Given records:
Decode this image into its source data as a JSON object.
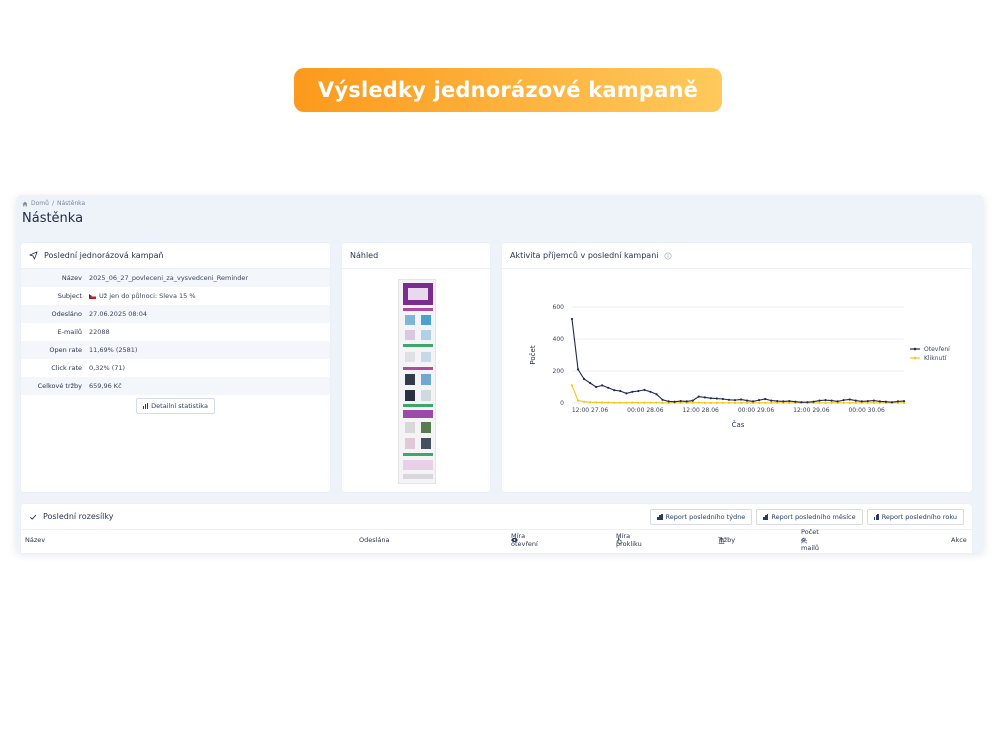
{
  "banner": {
    "title": "Výsledky jednorázové kampaně"
  },
  "breadcrumb": {
    "home": "Domů",
    "separator": "/",
    "current": "Nástěnka"
  },
  "page_title": "Nástěnka",
  "last_campaign": {
    "title": "Poslední jednorázová kampaň",
    "rows": [
      {
        "label": "Název",
        "value": "2025_06_27_povleceni_za_vysvedceni_Reminder"
      },
      {
        "label": "Subject",
        "value": "Už jen do půlnoci: Sleva 15 %"
      },
      {
        "label": "Odesláno",
        "value": "27.06.2025 08:04"
      },
      {
        "label": "E-mailů",
        "value": "22088"
      },
      {
        "label": "Open rate",
        "value": "11,69% (2581)"
      },
      {
        "label": "Click rate",
        "value": "0,32% (71)"
      },
      {
        "label": "Celkové tržby",
        "value": "659,96 Kč"
      }
    ],
    "detail_button": "Detailní statistika"
  },
  "preview": {
    "title": "Náhled"
  },
  "activity": {
    "title": "Aktivita příjemců v poslední kampani"
  },
  "chart_data": {
    "type": "line",
    "xlabel": "Čas",
    "ylabel": "Počet",
    "ylim": [
      0,
      600
    ],
    "yticks": [
      0,
      200,
      400,
      600
    ],
    "x_ticks": [
      "12:00 27.06",
      "00:00 28.06",
      "12:00 28.06",
      "00:00 29.06",
      "12:00 29.06",
      "00:00 30.06"
    ],
    "legend_position": "right",
    "series": [
      {
        "name": "Otevření",
        "color": "#1f2a55",
        "values": [
          525,
          210,
          150,
          125,
          100,
          110,
          95,
          80,
          75,
          60,
          70,
          75,
          82,
          70,
          55,
          20,
          10,
          8,
          12,
          10,
          15,
          40,
          35,
          30,
          28,
          25,
          20,
          18,
          22,
          15,
          10,
          18,
          25,
          15,
          12,
          10,
          12,
          8,
          5,
          5,
          8,
          15,
          18,
          15,
          10,
          18,
          22,
          15,
          10,
          12,
          15,
          10,
          8,
          5,
          10,
          12
        ]
      },
      {
        "name": "Kliknutí",
        "color": "#f5c518",
        "values": [
          110,
          15,
          8,
          5,
          4,
          3,
          3,
          2,
          2,
          2,
          3,
          2,
          2,
          2,
          2,
          1,
          1,
          1,
          1,
          1,
          2,
          2,
          1,
          1,
          1,
          1,
          1,
          1,
          1,
          1,
          1,
          1,
          1,
          1,
          1,
          1,
          1,
          1,
          1,
          1,
          1,
          1,
          1,
          1,
          1,
          1,
          1,
          1,
          1,
          1,
          1,
          1,
          1,
          1,
          1,
          1
        ]
      }
    ]
  },
  "sendouts": {
    "title": "Poslední rozesílky",
    "buttons": [
      "Report posledního týdne",
      "Report posledního měsíce",
      "Report posledního roku"
    ],
    "columns": [
      "Název",
      "Odeslána",
      "Míra otevření",
      "Míra prokliku",
      "Tržby",
      "Počet e-mailů",
      "Akce"
    ]
  }
}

Objective:
Select the lines from the entries that include the word "Nástěnka".

Problem solution:
    "current": "Nástěnka"
  "page_title": "Nástěnka",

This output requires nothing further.